#### Problem details:
Of the lines in the entries, how many hold the word "this"? Give that number alone.

- - - - - - -

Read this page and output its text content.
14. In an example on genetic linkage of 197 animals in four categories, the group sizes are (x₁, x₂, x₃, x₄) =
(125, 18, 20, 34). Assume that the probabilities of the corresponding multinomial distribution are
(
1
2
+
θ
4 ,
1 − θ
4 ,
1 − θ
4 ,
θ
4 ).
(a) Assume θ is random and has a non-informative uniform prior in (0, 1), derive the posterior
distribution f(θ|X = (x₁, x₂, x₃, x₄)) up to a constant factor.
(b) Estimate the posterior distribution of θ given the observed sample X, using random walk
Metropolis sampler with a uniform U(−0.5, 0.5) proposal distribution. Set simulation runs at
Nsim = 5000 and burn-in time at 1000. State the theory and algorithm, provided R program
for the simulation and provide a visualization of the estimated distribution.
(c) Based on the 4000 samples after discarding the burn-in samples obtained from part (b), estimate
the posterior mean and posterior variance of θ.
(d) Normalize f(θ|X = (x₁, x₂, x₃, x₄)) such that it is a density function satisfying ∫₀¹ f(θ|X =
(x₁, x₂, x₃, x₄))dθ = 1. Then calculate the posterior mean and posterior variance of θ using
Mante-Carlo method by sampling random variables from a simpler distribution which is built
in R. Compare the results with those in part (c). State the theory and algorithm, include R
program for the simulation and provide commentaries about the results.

- - - - - - -

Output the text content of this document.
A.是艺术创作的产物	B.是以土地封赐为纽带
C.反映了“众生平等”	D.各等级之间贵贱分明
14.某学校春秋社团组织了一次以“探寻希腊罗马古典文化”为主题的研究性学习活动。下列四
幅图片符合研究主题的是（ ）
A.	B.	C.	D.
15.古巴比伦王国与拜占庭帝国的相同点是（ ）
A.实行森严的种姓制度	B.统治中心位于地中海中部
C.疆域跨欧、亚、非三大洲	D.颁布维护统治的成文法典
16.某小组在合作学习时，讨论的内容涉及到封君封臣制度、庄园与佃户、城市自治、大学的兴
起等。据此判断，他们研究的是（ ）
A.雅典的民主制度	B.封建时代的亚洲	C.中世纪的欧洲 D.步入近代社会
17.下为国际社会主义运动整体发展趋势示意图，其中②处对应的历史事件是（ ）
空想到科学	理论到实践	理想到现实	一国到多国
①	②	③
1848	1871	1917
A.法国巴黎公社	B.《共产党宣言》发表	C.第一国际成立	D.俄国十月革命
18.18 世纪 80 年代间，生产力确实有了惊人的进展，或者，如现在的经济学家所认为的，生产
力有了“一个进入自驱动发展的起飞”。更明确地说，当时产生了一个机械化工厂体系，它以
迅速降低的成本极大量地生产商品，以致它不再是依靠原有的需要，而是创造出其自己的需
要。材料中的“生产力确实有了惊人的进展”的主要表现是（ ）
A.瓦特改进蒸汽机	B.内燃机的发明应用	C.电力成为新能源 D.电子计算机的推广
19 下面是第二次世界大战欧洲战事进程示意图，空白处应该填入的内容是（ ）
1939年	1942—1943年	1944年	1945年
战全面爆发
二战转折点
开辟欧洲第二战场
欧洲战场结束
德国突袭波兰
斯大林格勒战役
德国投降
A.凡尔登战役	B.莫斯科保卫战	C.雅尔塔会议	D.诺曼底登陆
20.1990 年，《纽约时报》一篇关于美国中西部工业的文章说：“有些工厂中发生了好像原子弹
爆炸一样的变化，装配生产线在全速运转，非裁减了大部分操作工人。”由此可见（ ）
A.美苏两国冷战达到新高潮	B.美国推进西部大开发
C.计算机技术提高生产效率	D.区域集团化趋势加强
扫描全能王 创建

- - - - - - -

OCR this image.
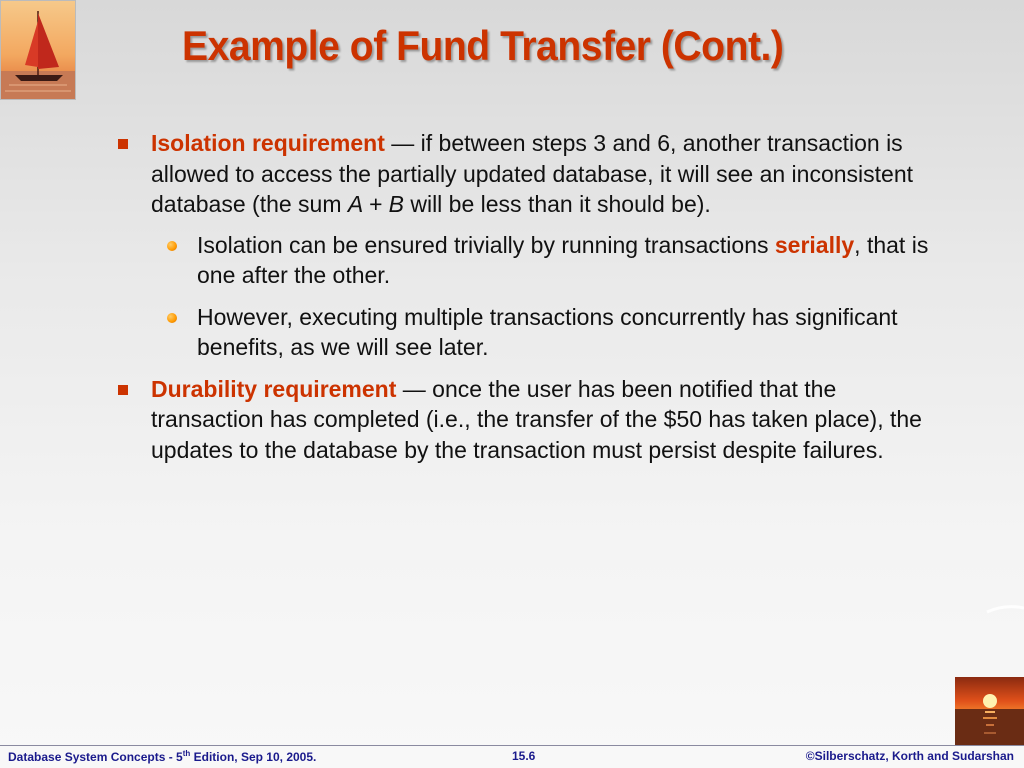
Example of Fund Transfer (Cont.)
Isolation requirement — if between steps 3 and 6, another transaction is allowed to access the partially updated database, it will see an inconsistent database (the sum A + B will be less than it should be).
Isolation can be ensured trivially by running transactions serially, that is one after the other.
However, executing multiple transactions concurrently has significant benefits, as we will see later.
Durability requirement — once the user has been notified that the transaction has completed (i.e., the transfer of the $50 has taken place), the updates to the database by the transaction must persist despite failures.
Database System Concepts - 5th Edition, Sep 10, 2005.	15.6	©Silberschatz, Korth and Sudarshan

- - - - - - -

#### Exercise answer:
3